TASK OBJECTIVE>
All the data must come back unchanged, except that pictures are left out.

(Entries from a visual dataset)
------------

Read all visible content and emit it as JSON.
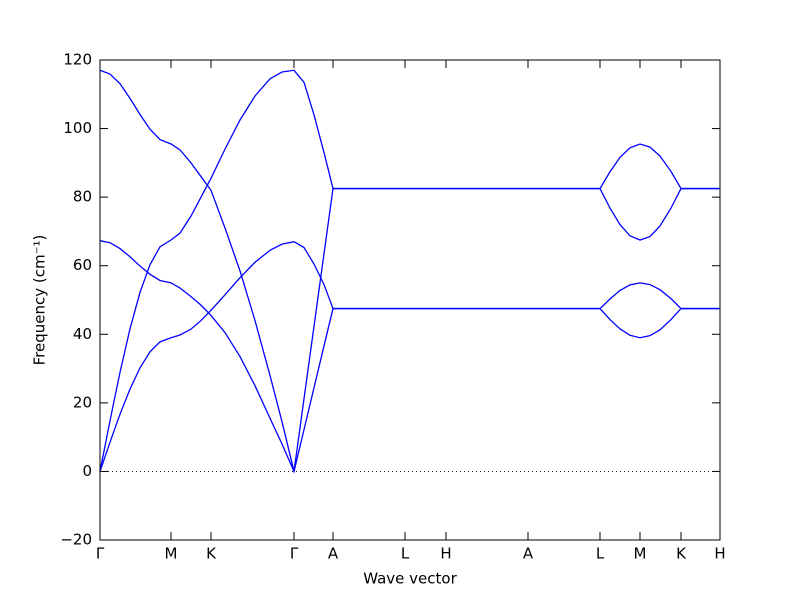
{
  "chart_data": {
    "type": "line",
    "xlabel": "Wave vector",
    "ylabel": "Frequency (cm⁻¹)",
    "xlim": [
      0,
      6.2
    ],
    "ylim": [
      -20,
      120
    ],
    "xticks": [
      {
        "value": 0,
        "label": "Γ"
      },
      {
        "value": 0.71,
        "label": "M"
      },
      {
        "value": 1.11,
        "label": "K"
      },
      {
        "value": 1.94,
        "label": "Γ"
      },
      {
        "value": 2.33,
        "label": "A"
      },
      {
        "value": 3.05,
        "label": "L"
      },
      {
        "value": 3.46,
        "label": "H"
      },
      {
        "value": 4.28,
        "label": "A"
      },
      {
        "value": 5.0,
        "label": "L"
      },
      {
        "value": 5.4,
        "label": "M"
      },
      {
        "value": 5.81,
        "label": "K"
      },
      {
        "value": 6.2,
        "label": "H"
      }
    ],
    "yticks": [
      {
        "value": -20,
        "label": "−20"
      },
      0,
      20,
      40,
      60,
      80,
      100,
      120
    ],
    "hline": 0,
    "x": [
      0,
      0.1,
      0.2,
      0.3,
      0.4,
      0.5,
      0.6,
      0.71,
      0.8,
      0.91,
      1.01,
      1.11,
      1.25,
      1.4,
      1.55,
      1.7,
      1.82,
      1.94,
      2.04,
      2.14,
      2.24,
      2.33,
      5.0,
      5.1,
      5.2,
      5.3,
      5.4,
      5.5,
      5.6,
      5.71,
      5.81,
      6.2
    ],
    "series": [
      {
        "color": "#0000ff",
        "values": [
          117,
          115.9,
          113.1,
          108.8,
          104.1,
          99.8,
          96.8,
          95.5,
          93.8,
          90,
          86,
          82,
          71,
          58.5,
          44,
          28,
          14.5,
          0,
          21.2,
          42.3,
          63.5,
          82.5,
          82.5,
          87.4,
          91.6,
          94.4,
          95.5,
          94.6,
          92,
          87.5,
          82.5,
          82.5
        ]
      },
      {
        "color": "#0000ff",
        "values": [
          0,
          14.8,
          28.9,
          41.6,
          52.2,
          60.3,
          65.5,
          67.5,
          69.5,
          74.5,
          80,
          85.5,
          94,
          102.5,
          109.5,
          114.5,
          116.5,
          117,
          113.5,
          104,
          93,
          82.5,
          82.5,
          76.8,
          72,
          68.7,
          67.5,
          68.5,
          71.6,
          76.8,
          82.5,
          82.5
        ]
      },
      {
        "color": "#0000ff",
        "values": [
          67.3,
          66.7,
          65.0,
          62.6,
          59.9,
          57.5,
          55.7,
          55,
          53.5,
          51,
          48.5,
          45.5,
          40.5,
          33.5,
          25,
          15.5,
          8,
          0,
          12.2,
          24.4,
          36.6,
          47.5,
          47.5,
          50.3,
          52.8,
          54.4,
          55,
          54.5,
          53,
          50.4,
          47.5,
          47.5
        ]
      },
      {
        "color": "#0000ff",
        "values": [
          0,
          8.5,
          16.7,
          24,
          30.2,
          34.9,
          37.8,
          39,
          39.8,
          41.5,
          44,
          47,
          51.5,
          56.5,
          61,
          64.5,
          66.3,
          67,
          65.3,
          60.5,
          54.5,
          47.5,
          47.5,
          44.3,
          41.6,
          39.7,
          39,
          39.6,
          41.3,
          44.3,
          47.5,
          47.5
        ]
      }
    ]
  }
}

------------

SOLVED PROBLEM>
Read all visible content and emit it as JSON.
{
  "chart_data": {
    "type": "line",
    "xlabel": "Wave vector",
    "ylabel": "Frequency (cm⁻¹)",
    "xlim": [
      0,
      6.2
    ],
    "ylim": [
      -20,
      120
    ],
    "xticks": [
      {
        "value": 0,
        "label": "Γ"
      },
      {
        "value": 0.71,
        "label": "M"
      },
      {
        "value": 1.11,
        "label": "K"
      },
      {
        "value": 1.94,
        "label": "Γ"
      },
      {
        "value": 2.33,
        "label": "A"
      },
      {
        "value": 3.05,
        "label": "L"
      },
      {
        "value": 3.46,
        "label": "H"
      },
      {
        "value": 4.28,
        "label": "A"
      },
      {
        "value": 5.0,
        "label": "L"
      },
      {
        "value": 5.4,
        "label": "M"
      },
      {
        "value": 5.81,
        "label": "K"
      },
      {
        "value": 6.2,
        "label": "H"
      }
    ],
    "yticks": [
      {
        "value": -20,
        "label": "−20"
      },
      0,
      20,
      40,
      60,
      80,
      100,
      120
    ],
    "hline": 0,
    "x": [
      0,
      0.1,
      0.2,
      0.3,
      0.4,
      0.5,
      0.6,
      0.71,
      0.8,
      0.91,
      1.01,
      1.11,
      1.25,
      1.4,
      1.55,
      1.7,
      1.82,
      1.94,
      2.04,
      2.14,
      2.24,
      2.33,
      5.0,
      5.1,
      5.2,
      5.3,
      5.4,
      5.5,
      5.6,
      5.71,
      5.81,
      6.2
    ],
    "series": [
      {
        "color": "#0000ff",
        "values": [
          117,
          115.9,
          113.1,
          108.8,
          104.1,
          99.8,
          96.8,
          95.5,
          93.8,
          90,
          86,
          82,
          71,
          58.5,
          44,
          28,
          14.5,
          0,
          21.2,
          42.3,
          63.5,
          82.5,
          82.5,
          87.4,
          91.6,
          94.4,
          95.5,
          94.6,
          92,
          87.5,
          82.5,
          82.5
        ]
      },
      {
        "color": "#0000ff",
        "values": [
          0,
          14.8,
          28.9,
          41.6,
          52.2,
          60.3,
          65.5,
          67.5,
          69.5,
          74.5,
          80,
          85.5,
          94,
          102.5,
          109.5,
          114.5,
          116.5,
          117,
          113.5,
          104,
          93,
          82.5,
          82.5,
          76.8,
          72,
          68.7,
          67.5,
          68.5,
          71.6,
          76.8,
          82.5,
          82.5
        ]
      },
      {
        "color": "#0000ff",
        "values": [
          67.3,
          66.7,
          65.0,
          62.6,
          59.9,
          57.5,
          55.7,
          55,
          53.5,
          51,
          48.5,
          45.5,
          40.5,
          33.5,
          25,
          15.5,
          8,
          0,
          12.2,
          24.4,
          36.6,
          47.5,
          47.5,
          50.3,
          52.8,
          54.4,
          55,
          54.5,
          53,
          50.4,
          47.5,
          47.5
        ]
      },
      {
        "color": "#0000ff",
        "values": [
          0,
          8.5,
          16.7,
          24,
          30.2,
          34.9,
          37.8,
          39,
          39.8,
          41.5,
          44,
          47,
          51.5,
          56.5,
          61,
          64.5,
          66.3,
          67,
          65.3,
          60.5,
          54.5,
          47.5,
          47.5,
          44.3,
          41.6,
          39.7,
          39,
          39.6,
          41.3,
          44.3,
          47.5,
          47.5
        ]
      }
    ]
  }
}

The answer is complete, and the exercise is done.